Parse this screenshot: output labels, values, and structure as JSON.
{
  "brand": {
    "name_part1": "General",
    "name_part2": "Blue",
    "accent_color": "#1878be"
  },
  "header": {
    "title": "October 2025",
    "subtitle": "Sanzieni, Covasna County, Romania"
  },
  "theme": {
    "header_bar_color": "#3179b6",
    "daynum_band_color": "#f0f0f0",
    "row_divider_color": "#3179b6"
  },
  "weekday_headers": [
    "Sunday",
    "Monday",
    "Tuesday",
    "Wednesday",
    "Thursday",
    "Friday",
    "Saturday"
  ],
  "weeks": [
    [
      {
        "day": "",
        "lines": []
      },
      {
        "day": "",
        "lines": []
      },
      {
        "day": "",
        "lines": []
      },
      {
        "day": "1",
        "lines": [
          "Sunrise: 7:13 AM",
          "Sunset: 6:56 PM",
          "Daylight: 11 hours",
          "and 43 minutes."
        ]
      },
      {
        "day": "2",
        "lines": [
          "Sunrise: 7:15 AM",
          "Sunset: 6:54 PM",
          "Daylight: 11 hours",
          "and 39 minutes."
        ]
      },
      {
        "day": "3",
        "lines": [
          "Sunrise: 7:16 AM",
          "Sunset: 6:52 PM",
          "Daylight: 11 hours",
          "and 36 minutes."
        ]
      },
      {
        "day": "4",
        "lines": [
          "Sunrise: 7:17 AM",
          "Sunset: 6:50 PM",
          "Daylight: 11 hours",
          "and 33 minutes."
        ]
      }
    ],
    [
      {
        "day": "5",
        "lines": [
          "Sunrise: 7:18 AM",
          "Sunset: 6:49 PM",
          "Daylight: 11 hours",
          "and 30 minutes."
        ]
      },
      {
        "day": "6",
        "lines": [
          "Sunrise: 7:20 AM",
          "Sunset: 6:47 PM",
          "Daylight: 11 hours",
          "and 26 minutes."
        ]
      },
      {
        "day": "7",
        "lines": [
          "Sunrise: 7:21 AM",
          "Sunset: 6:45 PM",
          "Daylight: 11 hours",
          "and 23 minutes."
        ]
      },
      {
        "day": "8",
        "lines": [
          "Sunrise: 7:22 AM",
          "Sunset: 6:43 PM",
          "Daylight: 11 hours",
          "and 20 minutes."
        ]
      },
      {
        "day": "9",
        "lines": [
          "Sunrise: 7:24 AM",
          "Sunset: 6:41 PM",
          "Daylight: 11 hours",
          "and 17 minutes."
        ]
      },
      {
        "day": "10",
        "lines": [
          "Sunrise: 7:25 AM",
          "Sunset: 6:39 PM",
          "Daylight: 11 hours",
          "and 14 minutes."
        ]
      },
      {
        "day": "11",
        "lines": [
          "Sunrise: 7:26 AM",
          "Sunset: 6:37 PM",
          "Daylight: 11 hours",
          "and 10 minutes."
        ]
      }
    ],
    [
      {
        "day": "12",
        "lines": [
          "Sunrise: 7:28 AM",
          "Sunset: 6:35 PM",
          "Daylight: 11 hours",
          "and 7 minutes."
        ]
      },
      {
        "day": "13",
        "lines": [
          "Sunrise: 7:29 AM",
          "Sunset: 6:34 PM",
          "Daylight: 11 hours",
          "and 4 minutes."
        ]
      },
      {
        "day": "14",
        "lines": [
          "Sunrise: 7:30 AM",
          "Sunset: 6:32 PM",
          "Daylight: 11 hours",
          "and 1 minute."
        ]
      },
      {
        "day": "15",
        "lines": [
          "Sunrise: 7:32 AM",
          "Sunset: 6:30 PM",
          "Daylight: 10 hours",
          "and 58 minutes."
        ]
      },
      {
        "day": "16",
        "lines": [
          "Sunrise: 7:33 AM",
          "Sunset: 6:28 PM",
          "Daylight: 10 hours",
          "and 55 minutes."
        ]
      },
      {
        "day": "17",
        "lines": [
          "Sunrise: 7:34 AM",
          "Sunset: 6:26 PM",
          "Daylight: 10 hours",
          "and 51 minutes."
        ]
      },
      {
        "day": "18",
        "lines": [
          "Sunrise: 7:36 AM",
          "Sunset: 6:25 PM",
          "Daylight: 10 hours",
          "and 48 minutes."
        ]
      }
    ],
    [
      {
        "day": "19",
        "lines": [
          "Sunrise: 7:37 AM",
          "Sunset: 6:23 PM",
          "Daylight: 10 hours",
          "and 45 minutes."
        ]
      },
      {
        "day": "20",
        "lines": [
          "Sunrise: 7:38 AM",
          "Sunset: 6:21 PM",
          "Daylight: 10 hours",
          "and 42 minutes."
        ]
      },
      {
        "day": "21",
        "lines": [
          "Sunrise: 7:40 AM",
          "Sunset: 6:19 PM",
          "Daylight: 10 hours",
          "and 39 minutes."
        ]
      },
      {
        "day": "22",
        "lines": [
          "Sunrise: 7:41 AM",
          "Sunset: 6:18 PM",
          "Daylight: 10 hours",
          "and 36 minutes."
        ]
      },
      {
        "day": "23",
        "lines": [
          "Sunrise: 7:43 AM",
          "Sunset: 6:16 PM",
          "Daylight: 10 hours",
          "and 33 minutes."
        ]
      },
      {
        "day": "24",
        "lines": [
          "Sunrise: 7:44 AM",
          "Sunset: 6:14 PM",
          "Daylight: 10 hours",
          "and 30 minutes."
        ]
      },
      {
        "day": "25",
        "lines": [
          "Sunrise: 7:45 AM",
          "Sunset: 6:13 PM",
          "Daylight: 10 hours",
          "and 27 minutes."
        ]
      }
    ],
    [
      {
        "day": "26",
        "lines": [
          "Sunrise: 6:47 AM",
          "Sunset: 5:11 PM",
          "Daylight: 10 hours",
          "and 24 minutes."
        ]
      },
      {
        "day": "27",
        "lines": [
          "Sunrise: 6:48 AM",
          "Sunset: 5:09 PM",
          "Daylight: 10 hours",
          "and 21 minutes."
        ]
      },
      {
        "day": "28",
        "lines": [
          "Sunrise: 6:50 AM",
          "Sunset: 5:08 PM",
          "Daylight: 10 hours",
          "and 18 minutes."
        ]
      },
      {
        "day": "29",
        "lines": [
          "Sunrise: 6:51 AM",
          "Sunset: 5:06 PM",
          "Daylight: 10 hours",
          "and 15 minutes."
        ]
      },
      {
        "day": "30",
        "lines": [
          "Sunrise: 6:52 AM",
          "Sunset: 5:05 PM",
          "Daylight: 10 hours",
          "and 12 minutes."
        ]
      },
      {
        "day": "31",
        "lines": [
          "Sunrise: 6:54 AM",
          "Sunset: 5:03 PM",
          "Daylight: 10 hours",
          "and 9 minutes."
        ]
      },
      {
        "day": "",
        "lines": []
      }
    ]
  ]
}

***

EXERCISE DIRECTIONS — Write the listing out again, exactly as shown above.

CORRECT OUTPUT —
Parse this screenshot: output labels, values, and structure as JSON.
{
  "brand": {
    "name_part1": "General",
    "name_part2": "Blue",
    "accent_color": "#1878be"
  },
  "header": {
    "title": "October 2025",
    "subtitle": "Sanzieni, Covasna County, Romania"
  },
  "theme": {
    "header_bar_color": "#3179b6",
    "daynum_band_color": "#f0f0f0",
    "row_divider_color": "#3179b6"
  },
  "weekday_headers": [
    "Sunday",
    "Monday",
    "Tuesday",
    "Wednesday",
    "Thursday",
    "Friday",
    "Saturday"
  ],
  "weeks": [
    [
      {
        "day": "",
        "lines": []
      },
      {
        "day": "",
        "lines": []
      },
      {
        "day": "",
        "lines": []
      },
      {
        "day": "1",
        "lines": [
          "Sunrise: 7:13 AM",
          "Sunset: 6:56 PM",
          "Daylight: 11 hours",
          "and 43 minutes."
        ]
      },
      {
        "day": "2",
        "lines": [
          "Sunrise: 7:15 AM",
          "Sunset: 6:54 PM",
          "Daylight: 11 hours",
          "and 39 minutes."
        ]
      },
      {
        "day": "3",
        "lines": [
          "Sunrise: 7:16 AM",
          "Sunset: 6:52 PM",
          "Daylight: 11 hours",
          "and 36 minutes."
        ]
      },
      {
        "day": "4",
        "lines": [
          "Sunrise: 7:17 AM",
          "Sunset: 6:50 PM",
          "Daylight: 11 hours",
          "and 33 minutes."
        ]
      }
    ],
    [
      {
        "day": "5",
        "lines": [
          "Sunrise: 7:18 AM",
          "Sunset: 6:49 PM",
          "Daylight: 11 hours",
          "and 30 minutes."
        ]
      },
      {
        "day": "6",
        "lines": [
          "Sunrise: 7:20 AM",
          "Sunset: 6:47 PM",
          "Daylight: 11 hours",
          "and 26 minutes."
        ]
      },
      {
        "day": "7",
        "lines": [
          "Sunrise: 7:21 AM",
          "Sunset: 6:45 PM",
          "Daylight: 11 hours",
          "and 23 minutes."
        ]
      },
      {
        "day": "8",
        "lines": [
          "Sunrise: 7:22 AM",
          "Sunset: 6:43 PM",
          "Daylight: 11 hours",
          "and 20 minutes."
        ]
      },
      {
        "day": "9",
        "lines": [
          "Sunrise: 7:24 AM",
          "Sunset: 6:41 PM",
          "Daylight: 11 hours",
          "and 17 minutes."
        ]
      },
      {
        "day": "10",
        "lines": [
          "Sunrise: 7:25 AM",
          "Sunset: 6:39 PM",
          "Daylight: 11 hours",
          "and 14 minutes."
        ]
      },
      {
        "day": "11",
        "lines": [
          "Sunrise: 7:26 AM",
          "Sunset: 6:37 PM",
          "Daylight: 11 hours",
          "and 10 minutes."
        ]
      }
    ],
    [
      {
        "day": "12",
        "lines": [
          "Sunrise: 7:28 AM",
          "Sunset: 6:35 PM",
          "Daylight: 11 hours",
          "and 7 minutes."
        ]
      },
      {
        "day": "13",
        "lines": [
          "Sunrise: 7:29 AM",
          "Sunset: 6:34 PM",
          "Daylight: 11 hours",
          "and 4 minutes."
        ]
      },
      {
        "day": "14",
        "lines": [
          "Sunrise: 7:30 AM",
          "Sunset: 6:32 PM",
          "Daylight: 11 hours",
          "and 1 minute."
        ]
      },
      {
        "day": "15",
        "lines": [
          "Sunrise: 7:32 AM",
          "Sunset: 6:30 PM",
          "Daylight: 10 hours",
          "and 58 minutes."
        ]
      },
      {
        "day": "16",
        "lines": [
          "Sunrise: 7:33 AM",
          "Sunset: 6:28 PM",
          "Daylight: 10 hours",
          "and 55 minutes."
        ]
      },
      {
        "day": "17",
        "lines": [
          "Sunrise: 7:34 AM",
          "Sunset: 6:26 PM",
          "Daylight: 10 hours",
          "and 51 minutes."
        ]
      },
      {
        "day": "18",
        "lines": [
          "Sunrise: 7:36 AM",
          "Sunset: 6:25 PM",
          "Daylight: 10 hours",
          "and 48 minutes."
        ]
      }
    ],
    [
      {
        "day": "19",
        "lines": [
          "Sunrise: 7:37 AM",
          "Sunset: 6:23 PM",
          "Daylight: 10 hours",
          "and 45 minutes."
        ]
      },
      {
        "day": "20",
        "lines": [
          "Sunrise: 7:38 AM",
          "Sunset: 6:21 PM",
          "Daylight: 10 hours",
          "and 42 minutes."
        ]
      },
      {
        "day": "21",
        "lines": [
          "Sunrise: 7:40 AM",
          "Sunset: 6:19 PM",
          "Daylight: 10 hours",
          "and 39 minutes."
        ]
      },
      {
        "day": "22",
        "lines": [
          "Sunrise: 7:41 AM",
          "Sunset: 6:18 PM",
          "Daylight: 10 hours",
          "and 36 minutes."
        ]
      },
      {
        "day": "23",
        "lines": [
          "Sunrise: 7:43 AM",
          "Sunset: 6:16 PM",
          "Daylight: 10 hours",
          "and 33 minutes."
        ]
      },
      {
        "day": "24",
        "lines": [
          "Sunrise: 7:44 AM",
          "Sunset: 6:14 PM",
          "Daylight: 10 hours",
          "and 30 minutes."
        ]
      },
      {
        "day": "25",
        "lines": [
          "Sunrise: 7:45 AM",
          "Sunset: 6:13 PM",
          "Daylight: 10 hours",
          "and 27 minutes."
        ]
      }
    ],
    [
      {
        "day": "26",
        "lines": [
          "Sunrise: 6:47 AM",
          "Sunset: 5:11 PM",
          "Daylight: 10 hours",
          "and 24 minutes."
        ]
      },
      {
        "day": "27",
        "lines": [
          "Sunrise: 6:48 AM",
          "Sunset: 5:09 PM",
          "Daylight: 10 hours",
          "and 21 minutes."
        ]
      },
      {
        "day": "28",
        "lines": [
          "Sunrise: 6:50 AM",
          "Sunset: 5:08 PM",
          "Daylight: 10 hours",
          "and 18 minutes."
        ]
      },
      {
        "day": "29",
        "lines": [
          "Sunrise: 6:51 AM",
          "Sunset: 5:06 PM",
          "Daylight: 10 hours",
          "and 15 minutes."
        ]
      },
      {
        "day": "30",
        "lines": [
          "Sunrise: 6:52 AM",
          "Sunset: 5:05 PM",
          "Daylight: 10 hours",
          "and 12 minutes."
        ]
      },
      {
        "day": "31",
        "lines": [
          "Sunrise: 6:54 AM",
          "Sunset: 5:03 PM",
          "Daylight: 10 hours",
          "and 9 minutes."
        ]
      },
      {
        "day": "",
        "lines": []
      }
    ]
  ]
}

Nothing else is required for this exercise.